• **To be done**
Please give the count of lines holding the string "unseren" and nothing besides.

○ ○ ○ ○ ○ ○ ○

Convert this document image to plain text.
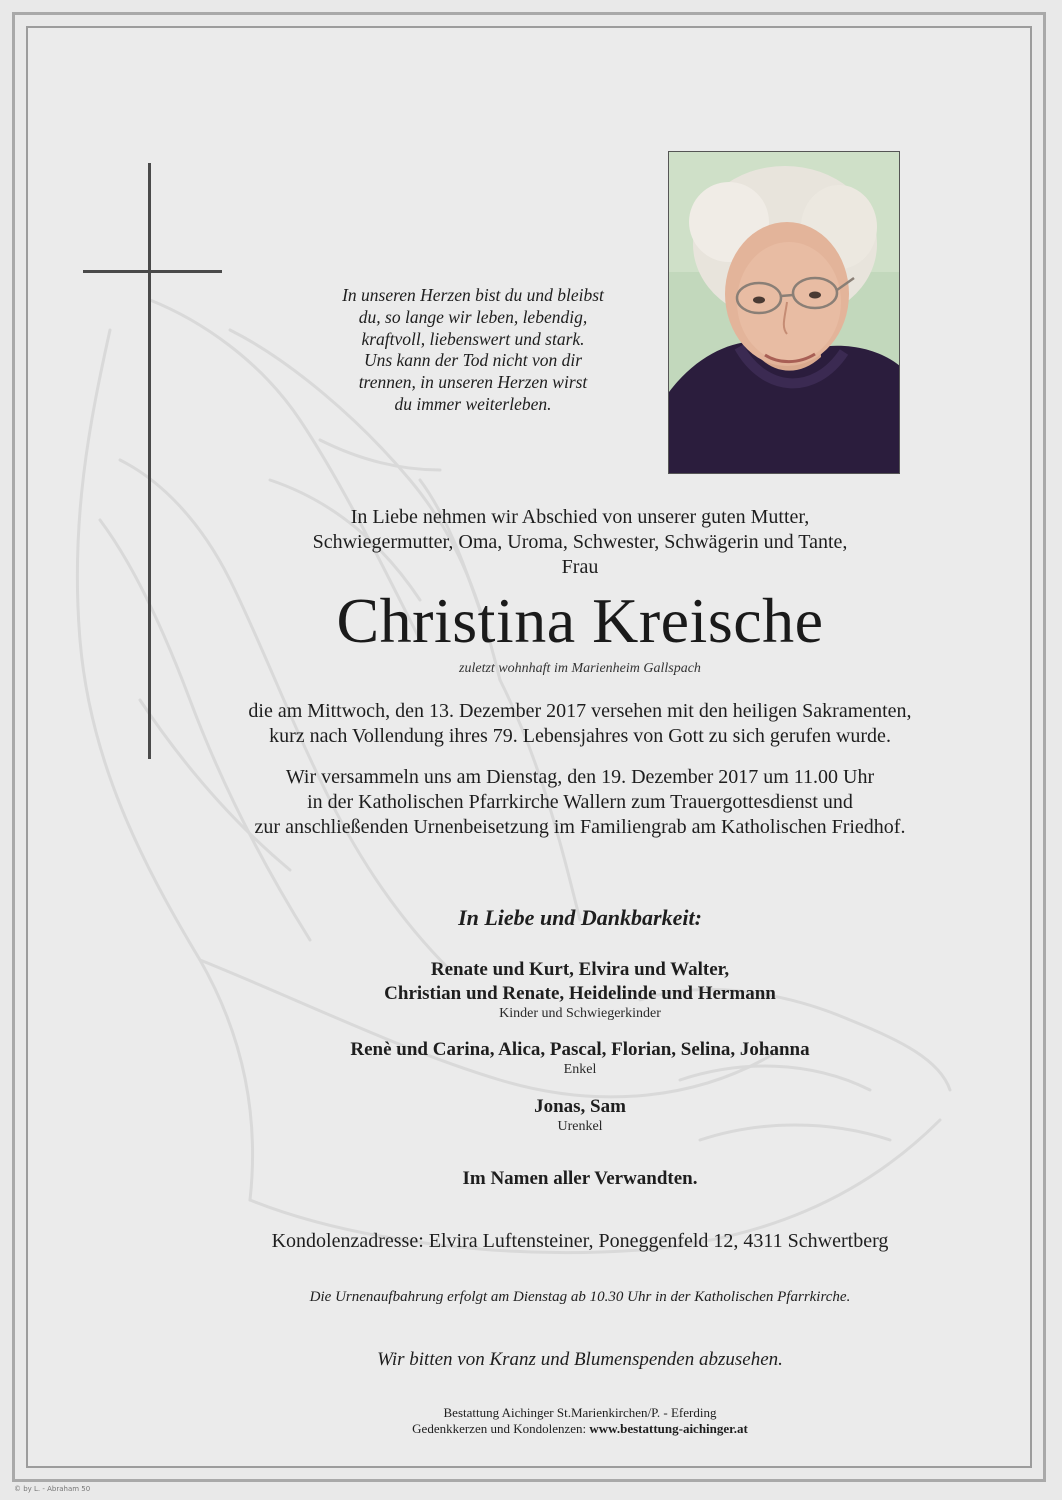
In unseren Herzen bist du und bleibst
du, so lange wir leben, lebendig,
kraftvoll, liebenswert und stark.
Uns kann der Tod nicht von dir
trennen, in unseren Herzen wirst
du immer weiterleben.
In Liebe nehmen wir Abschied von unserer guten Mutter,
Schwiegermutter, Oma, Uroma, Schwester, Schwägerin und Tante,
Frau
Christina Kreische
zuletzt wohnhaft im Marienheim Gallspach
die am Mittwoch, den 13. Dezember 2017 versehen mit den heiligen Sakramenten,
kurz nach Vollendung ihres 79. Lebensjahres von Gott zu sich gerufen wurde.
Wir versammeln uns am Dienstag, den 19. Dezember 2017 um 11.00 Uhr
in der Katholischen Pfarrkirche Wallern zum Trauergottesdienst und
zur anschließenden Urnenbeisetzung im Familiengrab am Katholischen Friedhof.
In Liebe und Dankbarkeit:
Renate und Kurt, Elvira und Walter,
Christian und Renate, Heidelinde und Hermann
Kinder und Schwiegerkinder
Renè und Carina, Alica, Pascal, Florian, Selina, Johanna
Enkel
Jonas, Sam
Urenkel
Im Namen aller Verwandten.
Kondolenzadresse: Elvira Luftensteiner, Poneggenfeld 12, 4311 Schwertberg
Die Urnenaufbahrung erfolgt am Dienstag ab 10.30 Uhr in der Katholischen Pfarrkirche.
Wir bitten von Kranz und Blumenspenden abzusehen.
Bestattung Aichinger St.Marienkirchen/P. - Eferding
Gedenkkerzen und Kondolenzen: www.bestattung-aichinger.at
© by L. - Abraham 50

○ ○ ○ ○ ○ ○ ○

• **Task answer**
2